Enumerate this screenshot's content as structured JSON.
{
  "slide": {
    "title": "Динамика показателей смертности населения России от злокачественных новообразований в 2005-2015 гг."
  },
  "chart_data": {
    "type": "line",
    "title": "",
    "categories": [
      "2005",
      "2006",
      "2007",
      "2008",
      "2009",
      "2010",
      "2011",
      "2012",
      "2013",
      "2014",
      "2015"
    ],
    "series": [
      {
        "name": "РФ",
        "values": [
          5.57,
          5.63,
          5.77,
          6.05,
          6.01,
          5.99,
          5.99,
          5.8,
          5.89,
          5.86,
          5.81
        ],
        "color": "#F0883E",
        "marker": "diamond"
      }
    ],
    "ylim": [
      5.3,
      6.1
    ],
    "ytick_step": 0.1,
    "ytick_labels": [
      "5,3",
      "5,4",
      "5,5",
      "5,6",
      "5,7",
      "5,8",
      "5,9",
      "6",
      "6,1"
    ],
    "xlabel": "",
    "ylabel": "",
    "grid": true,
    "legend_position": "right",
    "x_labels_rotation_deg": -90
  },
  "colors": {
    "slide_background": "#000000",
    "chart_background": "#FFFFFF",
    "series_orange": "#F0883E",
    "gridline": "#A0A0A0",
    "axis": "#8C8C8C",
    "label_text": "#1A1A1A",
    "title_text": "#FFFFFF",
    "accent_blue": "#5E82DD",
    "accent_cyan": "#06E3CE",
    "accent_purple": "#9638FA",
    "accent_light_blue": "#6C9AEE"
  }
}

● ● ●

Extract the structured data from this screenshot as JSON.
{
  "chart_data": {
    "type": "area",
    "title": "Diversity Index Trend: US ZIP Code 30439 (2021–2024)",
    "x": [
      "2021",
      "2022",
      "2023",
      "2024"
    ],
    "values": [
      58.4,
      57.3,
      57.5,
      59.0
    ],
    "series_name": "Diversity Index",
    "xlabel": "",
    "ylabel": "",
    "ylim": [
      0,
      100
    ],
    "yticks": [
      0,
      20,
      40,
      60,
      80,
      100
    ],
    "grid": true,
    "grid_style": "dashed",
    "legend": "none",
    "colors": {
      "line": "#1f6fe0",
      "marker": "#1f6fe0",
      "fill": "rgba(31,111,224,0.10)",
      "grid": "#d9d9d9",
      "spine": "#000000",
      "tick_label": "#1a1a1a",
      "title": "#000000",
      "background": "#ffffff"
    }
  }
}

● ● ●

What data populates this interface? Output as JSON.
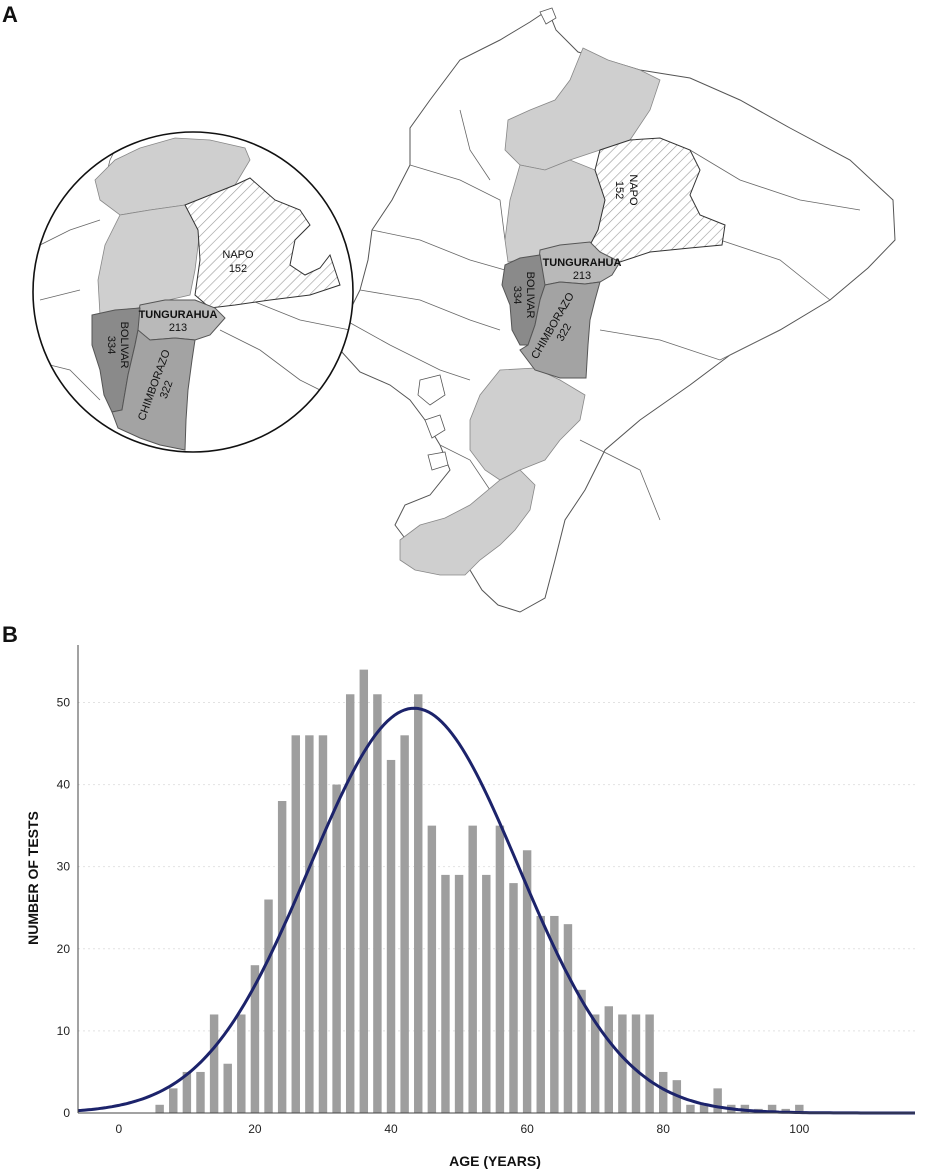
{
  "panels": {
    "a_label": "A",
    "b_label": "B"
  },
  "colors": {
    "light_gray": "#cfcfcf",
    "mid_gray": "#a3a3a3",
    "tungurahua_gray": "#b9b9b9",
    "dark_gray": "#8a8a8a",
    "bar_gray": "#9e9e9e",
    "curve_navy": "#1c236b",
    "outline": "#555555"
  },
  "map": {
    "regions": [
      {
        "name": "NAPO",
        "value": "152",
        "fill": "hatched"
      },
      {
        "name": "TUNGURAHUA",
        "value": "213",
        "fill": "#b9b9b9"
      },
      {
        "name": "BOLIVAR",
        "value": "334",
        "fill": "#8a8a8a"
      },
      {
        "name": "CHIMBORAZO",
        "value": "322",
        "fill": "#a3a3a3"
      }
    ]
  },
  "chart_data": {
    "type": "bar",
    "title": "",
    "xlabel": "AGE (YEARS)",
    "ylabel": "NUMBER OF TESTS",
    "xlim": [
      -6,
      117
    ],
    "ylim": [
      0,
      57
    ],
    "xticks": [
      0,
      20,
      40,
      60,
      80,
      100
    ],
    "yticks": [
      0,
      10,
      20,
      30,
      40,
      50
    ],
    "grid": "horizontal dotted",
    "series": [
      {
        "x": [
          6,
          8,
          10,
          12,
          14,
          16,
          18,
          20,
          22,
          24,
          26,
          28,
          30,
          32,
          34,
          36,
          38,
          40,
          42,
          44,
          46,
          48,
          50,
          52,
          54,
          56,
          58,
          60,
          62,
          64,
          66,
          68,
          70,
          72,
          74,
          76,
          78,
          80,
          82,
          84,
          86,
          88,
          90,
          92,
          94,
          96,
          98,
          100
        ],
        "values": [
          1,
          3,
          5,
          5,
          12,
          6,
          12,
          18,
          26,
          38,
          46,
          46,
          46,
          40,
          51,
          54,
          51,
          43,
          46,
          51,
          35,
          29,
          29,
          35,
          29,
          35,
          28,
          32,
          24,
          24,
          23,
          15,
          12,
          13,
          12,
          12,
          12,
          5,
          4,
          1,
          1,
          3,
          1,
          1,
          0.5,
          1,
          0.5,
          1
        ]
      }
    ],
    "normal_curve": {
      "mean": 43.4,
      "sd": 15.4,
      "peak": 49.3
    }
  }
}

● ● ●

PROBLEM STATEMENT: From the data, list each line in which the string "structured" appears.

OUTPUT:
Enumerate this screenshot's content as structured JSON.
Extract the structured data from this screenshot as JSON.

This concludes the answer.